(Source data)
——
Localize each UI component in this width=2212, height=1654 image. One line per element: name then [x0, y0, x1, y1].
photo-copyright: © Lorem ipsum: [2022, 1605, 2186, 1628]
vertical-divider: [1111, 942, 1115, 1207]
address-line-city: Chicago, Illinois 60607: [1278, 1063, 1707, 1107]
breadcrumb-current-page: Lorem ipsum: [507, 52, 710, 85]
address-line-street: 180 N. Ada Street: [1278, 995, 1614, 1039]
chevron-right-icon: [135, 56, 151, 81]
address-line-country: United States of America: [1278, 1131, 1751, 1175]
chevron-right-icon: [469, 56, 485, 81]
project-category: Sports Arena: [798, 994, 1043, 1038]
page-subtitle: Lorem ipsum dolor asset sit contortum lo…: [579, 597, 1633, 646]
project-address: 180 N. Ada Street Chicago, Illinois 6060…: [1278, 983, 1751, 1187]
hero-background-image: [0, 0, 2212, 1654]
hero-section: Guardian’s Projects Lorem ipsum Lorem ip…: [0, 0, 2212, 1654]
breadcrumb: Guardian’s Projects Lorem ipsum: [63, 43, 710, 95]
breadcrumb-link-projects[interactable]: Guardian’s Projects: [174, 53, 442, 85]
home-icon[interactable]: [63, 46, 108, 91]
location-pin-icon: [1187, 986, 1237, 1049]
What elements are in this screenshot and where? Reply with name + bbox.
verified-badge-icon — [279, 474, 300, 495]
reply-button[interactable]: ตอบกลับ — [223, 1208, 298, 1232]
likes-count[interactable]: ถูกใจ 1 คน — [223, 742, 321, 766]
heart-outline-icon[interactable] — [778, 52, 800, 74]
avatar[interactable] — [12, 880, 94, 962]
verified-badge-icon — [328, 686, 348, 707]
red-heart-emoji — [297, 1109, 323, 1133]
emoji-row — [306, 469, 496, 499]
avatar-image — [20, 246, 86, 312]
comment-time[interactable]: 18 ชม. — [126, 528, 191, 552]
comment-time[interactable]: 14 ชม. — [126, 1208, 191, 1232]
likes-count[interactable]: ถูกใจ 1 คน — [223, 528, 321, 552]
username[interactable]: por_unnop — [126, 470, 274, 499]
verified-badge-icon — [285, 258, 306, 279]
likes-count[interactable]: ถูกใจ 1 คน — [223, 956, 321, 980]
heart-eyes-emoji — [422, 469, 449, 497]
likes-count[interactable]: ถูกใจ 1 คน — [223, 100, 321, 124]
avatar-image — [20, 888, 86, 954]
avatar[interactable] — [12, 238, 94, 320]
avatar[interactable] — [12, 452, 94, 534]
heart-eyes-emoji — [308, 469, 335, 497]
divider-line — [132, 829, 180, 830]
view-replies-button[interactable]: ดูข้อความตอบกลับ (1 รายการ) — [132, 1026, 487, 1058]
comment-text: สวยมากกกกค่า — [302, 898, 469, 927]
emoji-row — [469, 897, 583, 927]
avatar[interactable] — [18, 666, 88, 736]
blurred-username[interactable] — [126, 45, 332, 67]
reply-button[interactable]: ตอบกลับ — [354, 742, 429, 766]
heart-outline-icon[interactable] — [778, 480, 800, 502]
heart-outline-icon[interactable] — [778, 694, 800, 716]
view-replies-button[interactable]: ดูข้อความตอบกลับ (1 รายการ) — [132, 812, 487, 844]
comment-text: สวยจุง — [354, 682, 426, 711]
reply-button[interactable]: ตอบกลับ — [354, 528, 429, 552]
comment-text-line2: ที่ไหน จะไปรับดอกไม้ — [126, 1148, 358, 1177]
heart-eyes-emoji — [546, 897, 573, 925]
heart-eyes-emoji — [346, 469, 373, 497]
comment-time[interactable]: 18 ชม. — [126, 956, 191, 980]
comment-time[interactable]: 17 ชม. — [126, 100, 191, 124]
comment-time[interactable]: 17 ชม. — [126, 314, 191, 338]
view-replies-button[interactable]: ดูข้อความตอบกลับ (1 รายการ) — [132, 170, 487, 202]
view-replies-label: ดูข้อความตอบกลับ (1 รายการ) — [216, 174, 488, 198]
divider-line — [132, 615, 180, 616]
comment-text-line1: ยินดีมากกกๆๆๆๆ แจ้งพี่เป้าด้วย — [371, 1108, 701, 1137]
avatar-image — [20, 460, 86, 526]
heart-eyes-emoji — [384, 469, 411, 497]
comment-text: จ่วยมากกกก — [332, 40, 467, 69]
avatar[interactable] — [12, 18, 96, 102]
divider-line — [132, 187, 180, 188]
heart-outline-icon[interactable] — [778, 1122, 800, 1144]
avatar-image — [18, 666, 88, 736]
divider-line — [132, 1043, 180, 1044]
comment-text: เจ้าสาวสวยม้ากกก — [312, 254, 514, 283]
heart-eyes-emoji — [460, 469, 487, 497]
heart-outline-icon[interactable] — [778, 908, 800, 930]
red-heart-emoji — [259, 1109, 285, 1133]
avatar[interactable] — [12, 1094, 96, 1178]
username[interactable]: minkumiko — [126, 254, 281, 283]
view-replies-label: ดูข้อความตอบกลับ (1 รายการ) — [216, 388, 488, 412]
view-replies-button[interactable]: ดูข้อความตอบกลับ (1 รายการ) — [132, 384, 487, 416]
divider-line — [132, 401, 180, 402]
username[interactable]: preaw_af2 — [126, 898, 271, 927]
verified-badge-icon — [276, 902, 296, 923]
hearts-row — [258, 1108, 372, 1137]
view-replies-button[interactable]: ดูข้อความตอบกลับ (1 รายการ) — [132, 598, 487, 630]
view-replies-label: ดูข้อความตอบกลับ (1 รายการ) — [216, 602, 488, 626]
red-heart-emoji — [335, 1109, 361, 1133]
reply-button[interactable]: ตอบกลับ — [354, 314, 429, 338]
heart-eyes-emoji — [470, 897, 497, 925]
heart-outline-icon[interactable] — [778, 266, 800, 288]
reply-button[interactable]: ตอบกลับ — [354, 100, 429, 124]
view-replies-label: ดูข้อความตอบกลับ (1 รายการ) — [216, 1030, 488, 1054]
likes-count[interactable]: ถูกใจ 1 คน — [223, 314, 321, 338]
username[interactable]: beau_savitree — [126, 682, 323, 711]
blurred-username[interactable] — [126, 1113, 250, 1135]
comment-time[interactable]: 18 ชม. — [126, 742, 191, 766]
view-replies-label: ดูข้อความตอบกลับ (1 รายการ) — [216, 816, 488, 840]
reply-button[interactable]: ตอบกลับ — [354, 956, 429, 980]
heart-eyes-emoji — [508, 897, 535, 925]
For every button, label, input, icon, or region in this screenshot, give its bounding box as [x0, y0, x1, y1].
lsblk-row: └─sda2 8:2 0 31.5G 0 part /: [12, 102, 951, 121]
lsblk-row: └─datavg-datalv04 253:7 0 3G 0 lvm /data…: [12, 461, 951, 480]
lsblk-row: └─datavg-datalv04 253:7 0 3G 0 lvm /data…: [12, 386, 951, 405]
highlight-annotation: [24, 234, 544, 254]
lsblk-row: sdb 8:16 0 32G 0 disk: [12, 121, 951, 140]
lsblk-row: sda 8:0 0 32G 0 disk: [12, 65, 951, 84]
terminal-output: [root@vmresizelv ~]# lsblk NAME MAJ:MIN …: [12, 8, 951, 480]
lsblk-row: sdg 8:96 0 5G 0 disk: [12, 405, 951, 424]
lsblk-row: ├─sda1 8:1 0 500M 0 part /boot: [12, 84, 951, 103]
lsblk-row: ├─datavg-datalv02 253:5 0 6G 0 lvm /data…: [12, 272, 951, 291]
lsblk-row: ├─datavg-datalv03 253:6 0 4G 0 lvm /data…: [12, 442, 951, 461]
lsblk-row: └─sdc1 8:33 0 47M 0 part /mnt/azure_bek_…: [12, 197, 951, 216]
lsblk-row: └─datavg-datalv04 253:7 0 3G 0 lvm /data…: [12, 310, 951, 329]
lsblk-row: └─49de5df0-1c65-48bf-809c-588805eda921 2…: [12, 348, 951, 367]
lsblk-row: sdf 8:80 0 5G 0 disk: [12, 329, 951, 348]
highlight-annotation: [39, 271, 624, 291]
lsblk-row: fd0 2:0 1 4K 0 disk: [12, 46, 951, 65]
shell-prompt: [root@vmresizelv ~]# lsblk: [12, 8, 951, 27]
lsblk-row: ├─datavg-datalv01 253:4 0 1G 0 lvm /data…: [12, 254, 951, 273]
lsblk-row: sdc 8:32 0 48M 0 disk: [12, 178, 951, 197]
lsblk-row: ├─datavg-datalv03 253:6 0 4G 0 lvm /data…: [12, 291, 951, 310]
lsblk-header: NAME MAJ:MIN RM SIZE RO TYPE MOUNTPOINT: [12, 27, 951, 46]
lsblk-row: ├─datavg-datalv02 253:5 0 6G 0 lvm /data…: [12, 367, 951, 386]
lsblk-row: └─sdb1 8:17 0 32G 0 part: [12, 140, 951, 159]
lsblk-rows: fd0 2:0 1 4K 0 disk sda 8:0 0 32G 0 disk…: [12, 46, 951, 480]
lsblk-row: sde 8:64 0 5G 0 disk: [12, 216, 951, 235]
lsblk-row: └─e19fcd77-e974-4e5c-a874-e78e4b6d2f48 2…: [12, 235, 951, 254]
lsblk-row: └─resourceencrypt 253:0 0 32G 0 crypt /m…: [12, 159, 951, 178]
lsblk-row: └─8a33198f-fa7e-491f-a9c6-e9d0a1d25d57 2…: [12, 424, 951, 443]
——
#### TO BE DONE
Take the source data from its first line through the line with "vertical-divider: [1111, 942, 1115, 1207]", and reproduce only those lines with "photo-copyright" swapped for "image-credit". Leave every other character unchanged.

#### PROBLEM SOLUTION
Localize each UI component in this width=2212, height=1654 image. One line per element: name then [x0, y0, x1, y1].
image-credit: © Lorem ipsum: [2022, 1605, 2186, 1628]
vertical-divider: [1111, 942, 1115, 1207]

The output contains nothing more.